* begin Source material *
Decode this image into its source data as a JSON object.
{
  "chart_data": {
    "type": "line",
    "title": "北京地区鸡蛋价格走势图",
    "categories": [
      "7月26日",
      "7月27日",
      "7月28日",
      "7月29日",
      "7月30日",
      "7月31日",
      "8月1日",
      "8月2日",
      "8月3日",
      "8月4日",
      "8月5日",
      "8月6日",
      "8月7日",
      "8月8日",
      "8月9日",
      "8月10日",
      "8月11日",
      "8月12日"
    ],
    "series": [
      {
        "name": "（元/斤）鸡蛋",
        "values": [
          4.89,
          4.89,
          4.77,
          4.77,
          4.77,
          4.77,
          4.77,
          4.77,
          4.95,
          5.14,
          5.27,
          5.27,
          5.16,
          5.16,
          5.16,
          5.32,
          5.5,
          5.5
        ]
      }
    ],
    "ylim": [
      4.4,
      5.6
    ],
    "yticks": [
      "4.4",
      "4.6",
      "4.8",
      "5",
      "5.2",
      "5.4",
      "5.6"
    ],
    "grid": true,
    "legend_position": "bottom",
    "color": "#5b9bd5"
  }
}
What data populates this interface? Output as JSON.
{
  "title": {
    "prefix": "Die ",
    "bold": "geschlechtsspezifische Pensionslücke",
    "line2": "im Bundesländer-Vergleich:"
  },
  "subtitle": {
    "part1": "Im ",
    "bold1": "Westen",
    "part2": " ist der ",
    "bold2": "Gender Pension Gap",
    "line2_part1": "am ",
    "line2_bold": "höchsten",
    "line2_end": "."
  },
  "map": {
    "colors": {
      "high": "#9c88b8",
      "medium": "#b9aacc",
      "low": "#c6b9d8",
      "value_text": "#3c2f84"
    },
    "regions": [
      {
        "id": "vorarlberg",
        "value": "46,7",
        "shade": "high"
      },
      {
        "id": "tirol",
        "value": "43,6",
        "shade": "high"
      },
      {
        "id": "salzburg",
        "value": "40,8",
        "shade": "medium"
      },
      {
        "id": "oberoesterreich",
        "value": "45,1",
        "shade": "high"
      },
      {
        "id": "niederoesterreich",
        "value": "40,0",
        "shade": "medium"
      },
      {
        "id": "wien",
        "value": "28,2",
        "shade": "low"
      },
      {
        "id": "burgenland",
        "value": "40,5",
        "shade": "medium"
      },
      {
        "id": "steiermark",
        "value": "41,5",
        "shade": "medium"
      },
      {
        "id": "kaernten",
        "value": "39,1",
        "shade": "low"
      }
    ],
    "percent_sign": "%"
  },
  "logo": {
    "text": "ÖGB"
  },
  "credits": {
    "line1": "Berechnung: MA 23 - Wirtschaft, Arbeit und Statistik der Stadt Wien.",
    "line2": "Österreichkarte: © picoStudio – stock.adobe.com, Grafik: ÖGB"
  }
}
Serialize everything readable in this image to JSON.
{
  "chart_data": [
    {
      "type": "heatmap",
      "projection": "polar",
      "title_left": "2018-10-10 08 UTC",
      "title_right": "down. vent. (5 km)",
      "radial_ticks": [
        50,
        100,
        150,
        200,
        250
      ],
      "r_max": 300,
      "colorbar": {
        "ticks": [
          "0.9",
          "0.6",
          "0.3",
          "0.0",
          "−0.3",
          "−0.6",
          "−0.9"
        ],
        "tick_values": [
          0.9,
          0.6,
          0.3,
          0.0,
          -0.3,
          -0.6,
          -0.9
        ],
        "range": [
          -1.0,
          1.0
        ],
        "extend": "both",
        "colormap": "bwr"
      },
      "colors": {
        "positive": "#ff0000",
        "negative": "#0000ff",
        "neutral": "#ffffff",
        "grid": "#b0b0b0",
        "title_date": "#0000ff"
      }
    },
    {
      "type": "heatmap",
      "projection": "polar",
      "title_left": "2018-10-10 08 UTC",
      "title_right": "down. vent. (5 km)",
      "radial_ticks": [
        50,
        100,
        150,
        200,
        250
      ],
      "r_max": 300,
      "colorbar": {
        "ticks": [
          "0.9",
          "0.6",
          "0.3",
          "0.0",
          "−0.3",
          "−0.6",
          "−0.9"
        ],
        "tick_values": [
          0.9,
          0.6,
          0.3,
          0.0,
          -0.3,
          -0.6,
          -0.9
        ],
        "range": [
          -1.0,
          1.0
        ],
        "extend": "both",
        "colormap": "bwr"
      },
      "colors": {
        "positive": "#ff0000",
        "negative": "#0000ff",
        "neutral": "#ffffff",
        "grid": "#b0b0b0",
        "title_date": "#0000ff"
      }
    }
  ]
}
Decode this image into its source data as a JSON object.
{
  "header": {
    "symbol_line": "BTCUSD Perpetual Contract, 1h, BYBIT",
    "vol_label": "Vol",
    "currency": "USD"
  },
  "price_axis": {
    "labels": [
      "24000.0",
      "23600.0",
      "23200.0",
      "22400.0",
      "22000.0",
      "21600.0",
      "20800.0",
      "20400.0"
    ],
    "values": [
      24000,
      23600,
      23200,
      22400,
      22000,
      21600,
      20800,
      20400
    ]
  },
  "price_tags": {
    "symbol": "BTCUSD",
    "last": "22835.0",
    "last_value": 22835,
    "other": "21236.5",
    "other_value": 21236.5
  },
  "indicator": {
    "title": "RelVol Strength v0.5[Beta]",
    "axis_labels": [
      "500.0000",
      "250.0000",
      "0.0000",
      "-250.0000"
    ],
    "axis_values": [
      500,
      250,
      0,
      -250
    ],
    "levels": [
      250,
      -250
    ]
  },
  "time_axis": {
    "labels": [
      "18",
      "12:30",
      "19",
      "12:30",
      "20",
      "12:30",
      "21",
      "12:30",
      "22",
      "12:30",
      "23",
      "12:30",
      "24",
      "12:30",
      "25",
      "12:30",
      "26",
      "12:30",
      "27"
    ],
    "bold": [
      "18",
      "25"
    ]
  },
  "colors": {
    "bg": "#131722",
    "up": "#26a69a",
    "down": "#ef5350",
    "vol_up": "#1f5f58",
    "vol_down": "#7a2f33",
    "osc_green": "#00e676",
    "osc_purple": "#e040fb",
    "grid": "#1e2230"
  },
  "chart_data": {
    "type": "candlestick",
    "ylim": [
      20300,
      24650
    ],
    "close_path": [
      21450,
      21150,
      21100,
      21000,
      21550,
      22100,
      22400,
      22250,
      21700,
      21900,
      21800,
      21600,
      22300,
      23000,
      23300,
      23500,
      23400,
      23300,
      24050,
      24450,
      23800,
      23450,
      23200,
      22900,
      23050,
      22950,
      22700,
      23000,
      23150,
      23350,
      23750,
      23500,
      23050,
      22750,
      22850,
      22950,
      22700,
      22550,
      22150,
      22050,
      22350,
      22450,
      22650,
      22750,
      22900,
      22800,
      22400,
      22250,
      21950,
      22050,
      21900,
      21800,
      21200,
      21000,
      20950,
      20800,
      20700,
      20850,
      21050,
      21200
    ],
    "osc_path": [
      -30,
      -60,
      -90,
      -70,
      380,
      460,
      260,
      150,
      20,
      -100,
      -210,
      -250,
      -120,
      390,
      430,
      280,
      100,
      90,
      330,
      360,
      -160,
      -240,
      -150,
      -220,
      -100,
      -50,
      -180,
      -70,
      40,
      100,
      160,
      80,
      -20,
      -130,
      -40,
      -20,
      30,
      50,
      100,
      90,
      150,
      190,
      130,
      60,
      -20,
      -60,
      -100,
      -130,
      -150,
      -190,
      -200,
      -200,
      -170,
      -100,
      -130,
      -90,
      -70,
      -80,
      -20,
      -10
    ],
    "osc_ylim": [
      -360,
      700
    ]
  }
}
* end Source material *
(Work required) Using the data above, print every record exactly as shown.

(Solution to this task)
Decode this image into its source data as a JSON object.
{
  "chart_data": {
    "type": "line",
    "title": "北京地区鸡蛋价格走势图",
    "categories": [
      "7月26日",
      "7月27日",
      "7月28日",
      "7月29日",
      "7月30日",
      "7月31日",
      "8月1日",
      "8月2日",
      "8月3日",
      "8月4日",
      "8月5日",
      "8月6日",
      "8月7日",
      "8月8日",
      "8月9日",
      "8月10日",
      "8月11日",
      "8月12日"
    ],
    "series": [
      {
        "name": "（元/斤）鸡蛋",
        "values": [
          4.89,
          4.89,
          4.77,
          4.77,
          4.77,
          4.77,
          4.77,
          4.77,
          4.95,
          5.14,
          5.27,
          5.27,
          5.16,
          5.16,
          5.16,
          5.32,
          5.5,
          5.5
        ]
      }
    ],
    "ylim": [
      4.4,
      5.6
    ],
    "yticks": [
      "4.4",
      "4.6",
      "4.8",
      "5",
      "5.2",
      "5.4",
      "5.6"
    ],
    "grid": true,
    "legend_position": "bottom",
    "color": "#5b9bd5"
  }
}
What data populates this interface? Output as JSON.
{
  "title": {
    "prefix": "Die ",
    "bold": "geschlechtsspezifische Pensionslücke",
    "line2": "im Bundesländer-Vergleich:"
  },
  "subtitle": {
    "part1": "Im ",
    "bold1": "Westen",
    "part2": " ist der ",
    "bold2": "Gender Pension Gap",
    "line2_part1": "am ",
    "line2_bold": "höchsten",
    "line2_end": "."
  },
  "map": {
    "colors": {
      "high": "#9c88b8",
      "medium": "#b9aacc",
      "low": "#c6b9d8",
      "value_text": "#3c2f84"
    },
    "regions": [
      {
        "id": "vorarlberg",
        "value": "46,7",
        "shade": "high"
      },
      {
        "id": "tirol",
        "value": "43,6",
        "shade": "high"
      },
      {
        "id": "salzburg",
        "value": "40,8",
        "shade": "medium"
      },
      {
        "id": "oberoesterreich",
        "value": "45,1",
        "shade": "high"
      },
      {
        "id": "niederoesterreich",
        "value": "40,0",
        "shade": "medium"
      },
      {
        "id": "wien",
        "value": "28,2",
        "shade": "low"
      },
      {
        "id": "burgenland",
        "value": "40,5",
        "shade": "medium"
      },
      {
        "id": "steiermark",
        "value": "41,5",
        "shade": "medium"
      },
      {
        "id": "kaernten",
        "value": "39,1",
        "shade": "low"
      }
    ],
    "percent_sign": "%"
  },
  "logo": {
    "text": "ÖGB"
  },
  "credits": {
    "line1": "Berechnung: MA 23 - Wirtschaft, Arbeit und Statistik der Stadt Wien.",
    "line2": "Österreichkarte: © picoStudio – stock.adobe.com, Grafik: ÖGB"
  }
}
Serialize everything readable in this image to JSON.
{
  "chart_data": [
    {
      "type": "heatmap",
      "projection": "polar",
      "title_left": "2018-10-10 08 UTC",
      "title_right": "down. vent. (5 km)",
      "radial_ticks": [
        50,
        100,
        150,
        200,
        250
      ],
      "r_max": 300,
      "colorbar": {
        "ticks": [
          "0.9",
          "0.6",
          "0.3",
          "0.0",
          "−0.3",
          "−0.6",
          "−0.9"
        ],
        "tick_values": [
          0.9,
          0.6,
          0.3,
          0.0,
          -0.3,
          -0.6,
          -0.9
        ],
        "range": [
          -1.0,
          1.0
        ],
        "extend": "both",
        "colormap": "bwr"
      },
      "colors": {
        "positive": "#ff0000",
        "negative": "#0000ff",
        "neutral": "#ffffff",
        "grid": "#b0b0b0",
        "title_date": "#0000ff"
      }
    },
    {
      "type": "heatmap",
      "projection": "polar",
      "title_left": "2018-10-10 08 UTC",
      "title_right": "down. vent. (5 km)",
      "radial_ticks": [
        50,
        100,
        150,
        200,
        250
      ],
      "r_max": 300,
      "colorbar": {
        "ticks": [
          "0.9",
          "0.6",
          "0.3",
          "0.0",
          "−0.3",
          "−0.6",
          "−0.9"
        ],
        "tick_values": [
          0.9,
          0.6,
          0.3,
          0.0,
          -0.3,
          -0.6,
          -0.9
        ],
        "range": [
          -1.0,
          1.0
        ],
        "extend": "both",
        "colormap": "bwr"
      },
      "colors": {
        "positive": "#ff0000",
        "negative": "#0000ff",
        "neutral": "#ffffff",
        "grid": "#b0b0b0",
        "title_date": "#0000ff"
      }
    }
  ]
}
Decode this image into its source data as a JSON object.
{
  "header": {
    "symbol_line": "BTCUSD Perpetual Contract, 1h, BYBIT",
    "vol_label": "Vol",
    "currency": "USD"
  },
  "price_axis": {
    "labels": [
      "24000.0",
      "23600.0",
      "23200.0",
      "22400.0",
      "22000.0",
      "21600.0",
      "20800.0",
      "20400.0"
    ],
    "values": [
      24000,
      23600,
      23200,
      22400,
      22000,
      21600,
      20800,
      20400
    ]
  },
  "price_tags": {
    "symbol": "BTCUSD",
    "last": "22835.0",
    "last_value": 22835,
    "other": "21236.5",
    "other_value": 21236.5
  },
  "indicator": {
    "title": "RelVol Strength v0.5[Beta]",
    "axis_labels": [
      "500.0000",
      "250.0000",
      "0.0000",
      "-250.0000"
    ],
    "axis_values": [
      500,
      250,
      0,
      -250
    ],
    "levels": [
      250,
      -250
    ]
  },
  "time_axis": {
    "labels": [
      "18",
      "12:30",
      "19",
      "12:30",
      "20",
      "12:30",
      "21",
      "12:30",
      "22",
      "12:30",
      "23",
      "12:30",
      "24",
      "12:30",
      "25",
      "12:30",
      "26",
      "12:30",
      "27"
    ],
    "bold": [
      "18",
      "25"
    ]
  },
  "colors": {
    "bg": "#131722",
    "up": "#26a69a",
    "down": "#ef5350",
    "vol_up": "#1f5f58",
    "vol_down": "#7a2f33",
    "osc_green": "#00e676",
    "osc_purple": "#e040fb",
    "grid": "#1e2230"
  },
  "chart_data": {
    "type": "candlestick",
    "ylim": [
      20300,
      24650
    ],
    "close_path": [
      21450,
      21150,
      21100,
      21000,
      21550,
      22100,
      22400,
      22250,
      21700,
      21900,
      21800,
      21600,
      22300,
      23000,
      23300,
      23500,
      23400,
      23300,
      24050,
      24450,
      23800,
      23450,
      23200,
      22900,
      23050,
      22950,
      22700,
      23000,
      23150,
      23350,
      23750,
      23500,
      23050,
      22750,
      22850,
      22950,
      22700,
      22550,
      22150,
      22050,
      22350,
      22450,
      22650,
      22750,
      22900,
      22800,
      22400,
      22250,
      21950,
      22050,
      21900,
      21800,
      21200,
      21000,
      20950,
      20800,
      20700,
      20850,
      21050,
      21200
    ],
    "osc_path": [
      -30,
      -60,
      -90,
      -70,
      380,
      460,
      260,
      150,
      20,
      -100,
      -210,
      -250,
      -120,
      390,
      430,
      280,
      100,
      90,
      330,
      360,
      -160,
      -240,
      -150,
      -220,
      -100,
      -50,
      -180,
      -70,
      40,
      100,
      160,
      80,
      -20,
      -130,
      -40,
      -20,
      30,
      50,
      100,
      90,
      150,
      190,
      130,
      60,
      -20,
      -60,
      -100,
      -130,
      -150,
      -190,
      -200,
      -200,
      -170,
      -100,
      -130,
      -90,
      -70,
      -80,
      -20,
      -10
    ],
    "osc_ylim": [
      -360,
      700
    ]
  }
}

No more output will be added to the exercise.